**Raw records**
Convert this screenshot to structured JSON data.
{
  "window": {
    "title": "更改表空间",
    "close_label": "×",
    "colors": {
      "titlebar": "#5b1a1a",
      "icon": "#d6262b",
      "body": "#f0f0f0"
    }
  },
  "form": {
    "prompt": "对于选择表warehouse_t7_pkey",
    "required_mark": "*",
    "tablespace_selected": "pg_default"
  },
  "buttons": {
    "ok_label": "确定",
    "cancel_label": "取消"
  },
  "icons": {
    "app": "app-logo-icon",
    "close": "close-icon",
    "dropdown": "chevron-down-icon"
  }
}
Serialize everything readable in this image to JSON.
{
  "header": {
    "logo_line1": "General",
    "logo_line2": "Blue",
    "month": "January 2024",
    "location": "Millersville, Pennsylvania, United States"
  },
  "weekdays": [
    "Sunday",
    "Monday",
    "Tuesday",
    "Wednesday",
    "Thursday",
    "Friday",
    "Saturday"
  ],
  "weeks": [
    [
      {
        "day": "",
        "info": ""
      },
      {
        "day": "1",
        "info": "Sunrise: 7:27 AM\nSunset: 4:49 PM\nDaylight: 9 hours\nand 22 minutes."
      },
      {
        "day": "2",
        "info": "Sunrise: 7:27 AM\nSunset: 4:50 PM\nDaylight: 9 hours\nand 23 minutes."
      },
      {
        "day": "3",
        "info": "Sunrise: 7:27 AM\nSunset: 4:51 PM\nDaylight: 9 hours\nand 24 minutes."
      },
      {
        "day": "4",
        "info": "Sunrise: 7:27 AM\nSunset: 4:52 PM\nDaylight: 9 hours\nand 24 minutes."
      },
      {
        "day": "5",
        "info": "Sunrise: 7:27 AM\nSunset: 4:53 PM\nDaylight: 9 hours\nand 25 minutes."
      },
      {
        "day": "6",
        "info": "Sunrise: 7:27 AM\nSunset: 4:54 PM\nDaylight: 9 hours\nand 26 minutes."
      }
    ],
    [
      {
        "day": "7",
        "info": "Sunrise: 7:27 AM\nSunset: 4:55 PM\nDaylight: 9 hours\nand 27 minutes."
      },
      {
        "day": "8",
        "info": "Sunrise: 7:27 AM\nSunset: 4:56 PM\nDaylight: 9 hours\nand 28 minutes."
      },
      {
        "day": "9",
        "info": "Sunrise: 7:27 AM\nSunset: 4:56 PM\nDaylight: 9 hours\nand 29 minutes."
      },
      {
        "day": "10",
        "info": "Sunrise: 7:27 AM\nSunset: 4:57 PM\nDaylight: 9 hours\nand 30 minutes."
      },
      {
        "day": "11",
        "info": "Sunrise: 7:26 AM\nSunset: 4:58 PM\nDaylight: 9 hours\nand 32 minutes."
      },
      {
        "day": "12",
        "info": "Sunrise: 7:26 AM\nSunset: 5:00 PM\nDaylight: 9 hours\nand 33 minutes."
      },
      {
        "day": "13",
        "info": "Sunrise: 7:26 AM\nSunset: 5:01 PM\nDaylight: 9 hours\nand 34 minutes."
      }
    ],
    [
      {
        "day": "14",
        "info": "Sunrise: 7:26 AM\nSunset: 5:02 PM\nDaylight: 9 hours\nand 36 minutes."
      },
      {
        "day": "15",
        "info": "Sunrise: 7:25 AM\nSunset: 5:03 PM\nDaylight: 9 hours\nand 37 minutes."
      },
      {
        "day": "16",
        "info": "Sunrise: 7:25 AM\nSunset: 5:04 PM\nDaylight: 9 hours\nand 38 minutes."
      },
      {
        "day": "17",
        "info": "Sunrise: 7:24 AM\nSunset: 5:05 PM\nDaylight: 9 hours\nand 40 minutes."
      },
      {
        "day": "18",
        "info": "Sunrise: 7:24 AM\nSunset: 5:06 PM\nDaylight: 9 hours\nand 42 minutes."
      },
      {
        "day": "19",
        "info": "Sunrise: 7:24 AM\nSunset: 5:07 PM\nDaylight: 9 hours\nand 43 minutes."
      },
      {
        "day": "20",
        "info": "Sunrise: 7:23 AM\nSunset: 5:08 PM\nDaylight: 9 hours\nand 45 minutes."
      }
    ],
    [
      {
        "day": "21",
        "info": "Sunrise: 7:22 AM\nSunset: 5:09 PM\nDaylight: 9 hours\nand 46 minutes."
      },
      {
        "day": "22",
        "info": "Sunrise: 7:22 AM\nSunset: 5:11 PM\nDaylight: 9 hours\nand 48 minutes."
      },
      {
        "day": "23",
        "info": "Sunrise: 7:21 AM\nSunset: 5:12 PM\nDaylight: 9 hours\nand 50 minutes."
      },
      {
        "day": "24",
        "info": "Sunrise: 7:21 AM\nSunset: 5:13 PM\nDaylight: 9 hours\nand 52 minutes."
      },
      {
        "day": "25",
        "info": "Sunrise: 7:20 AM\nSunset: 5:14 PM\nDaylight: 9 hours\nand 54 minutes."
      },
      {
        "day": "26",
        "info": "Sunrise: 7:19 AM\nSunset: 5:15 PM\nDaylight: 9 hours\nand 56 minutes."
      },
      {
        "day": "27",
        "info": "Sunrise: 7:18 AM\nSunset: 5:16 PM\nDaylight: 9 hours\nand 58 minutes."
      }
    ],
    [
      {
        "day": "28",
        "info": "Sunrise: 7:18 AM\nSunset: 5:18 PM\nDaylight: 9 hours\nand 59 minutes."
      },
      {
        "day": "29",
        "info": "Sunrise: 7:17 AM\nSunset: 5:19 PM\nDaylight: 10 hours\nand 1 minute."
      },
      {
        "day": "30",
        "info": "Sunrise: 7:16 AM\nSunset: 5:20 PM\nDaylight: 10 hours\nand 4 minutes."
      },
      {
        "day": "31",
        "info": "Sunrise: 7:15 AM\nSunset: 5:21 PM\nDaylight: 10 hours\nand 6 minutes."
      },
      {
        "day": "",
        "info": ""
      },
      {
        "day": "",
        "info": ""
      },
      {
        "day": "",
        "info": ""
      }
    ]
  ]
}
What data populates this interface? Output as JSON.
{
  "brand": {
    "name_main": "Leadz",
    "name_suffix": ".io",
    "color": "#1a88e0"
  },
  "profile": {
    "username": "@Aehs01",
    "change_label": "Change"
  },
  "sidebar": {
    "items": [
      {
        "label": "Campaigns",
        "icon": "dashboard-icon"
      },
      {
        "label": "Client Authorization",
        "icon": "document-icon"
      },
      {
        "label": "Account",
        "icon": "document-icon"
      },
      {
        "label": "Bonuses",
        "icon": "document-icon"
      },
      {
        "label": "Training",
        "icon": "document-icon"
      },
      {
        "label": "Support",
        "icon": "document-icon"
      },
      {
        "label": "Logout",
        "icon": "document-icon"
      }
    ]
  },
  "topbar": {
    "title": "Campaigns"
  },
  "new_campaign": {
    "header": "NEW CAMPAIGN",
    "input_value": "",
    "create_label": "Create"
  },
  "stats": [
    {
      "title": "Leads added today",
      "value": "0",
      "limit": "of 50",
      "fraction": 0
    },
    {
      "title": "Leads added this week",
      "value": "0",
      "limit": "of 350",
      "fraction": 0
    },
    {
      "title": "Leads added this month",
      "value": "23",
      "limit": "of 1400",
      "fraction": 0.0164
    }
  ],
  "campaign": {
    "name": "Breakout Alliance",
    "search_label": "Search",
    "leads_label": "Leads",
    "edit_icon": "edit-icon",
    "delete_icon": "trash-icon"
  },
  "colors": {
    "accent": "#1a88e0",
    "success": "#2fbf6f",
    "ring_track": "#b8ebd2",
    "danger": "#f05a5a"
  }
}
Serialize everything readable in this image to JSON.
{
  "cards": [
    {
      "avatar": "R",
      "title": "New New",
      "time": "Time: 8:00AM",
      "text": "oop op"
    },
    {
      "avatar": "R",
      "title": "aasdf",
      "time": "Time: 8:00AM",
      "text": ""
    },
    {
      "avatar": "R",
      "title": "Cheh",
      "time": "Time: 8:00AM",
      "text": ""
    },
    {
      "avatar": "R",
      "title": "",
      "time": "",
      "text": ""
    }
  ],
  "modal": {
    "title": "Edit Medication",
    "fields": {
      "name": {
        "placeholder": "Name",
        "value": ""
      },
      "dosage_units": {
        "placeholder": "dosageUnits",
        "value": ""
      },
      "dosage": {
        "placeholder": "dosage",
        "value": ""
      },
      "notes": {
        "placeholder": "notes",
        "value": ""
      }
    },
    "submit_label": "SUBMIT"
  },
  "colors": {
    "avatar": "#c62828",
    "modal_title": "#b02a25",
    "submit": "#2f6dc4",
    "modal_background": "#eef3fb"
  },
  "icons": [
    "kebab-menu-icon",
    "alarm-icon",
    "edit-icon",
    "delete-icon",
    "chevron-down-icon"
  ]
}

**Task prompt**
Filter the data, keeping only the lines that contain "placeholder".

**Right answer**
        "placeholder": "Name",
        "placeholder": "dosageUnits",
        "placeholder": "dosage",
        "placeholder": "notes",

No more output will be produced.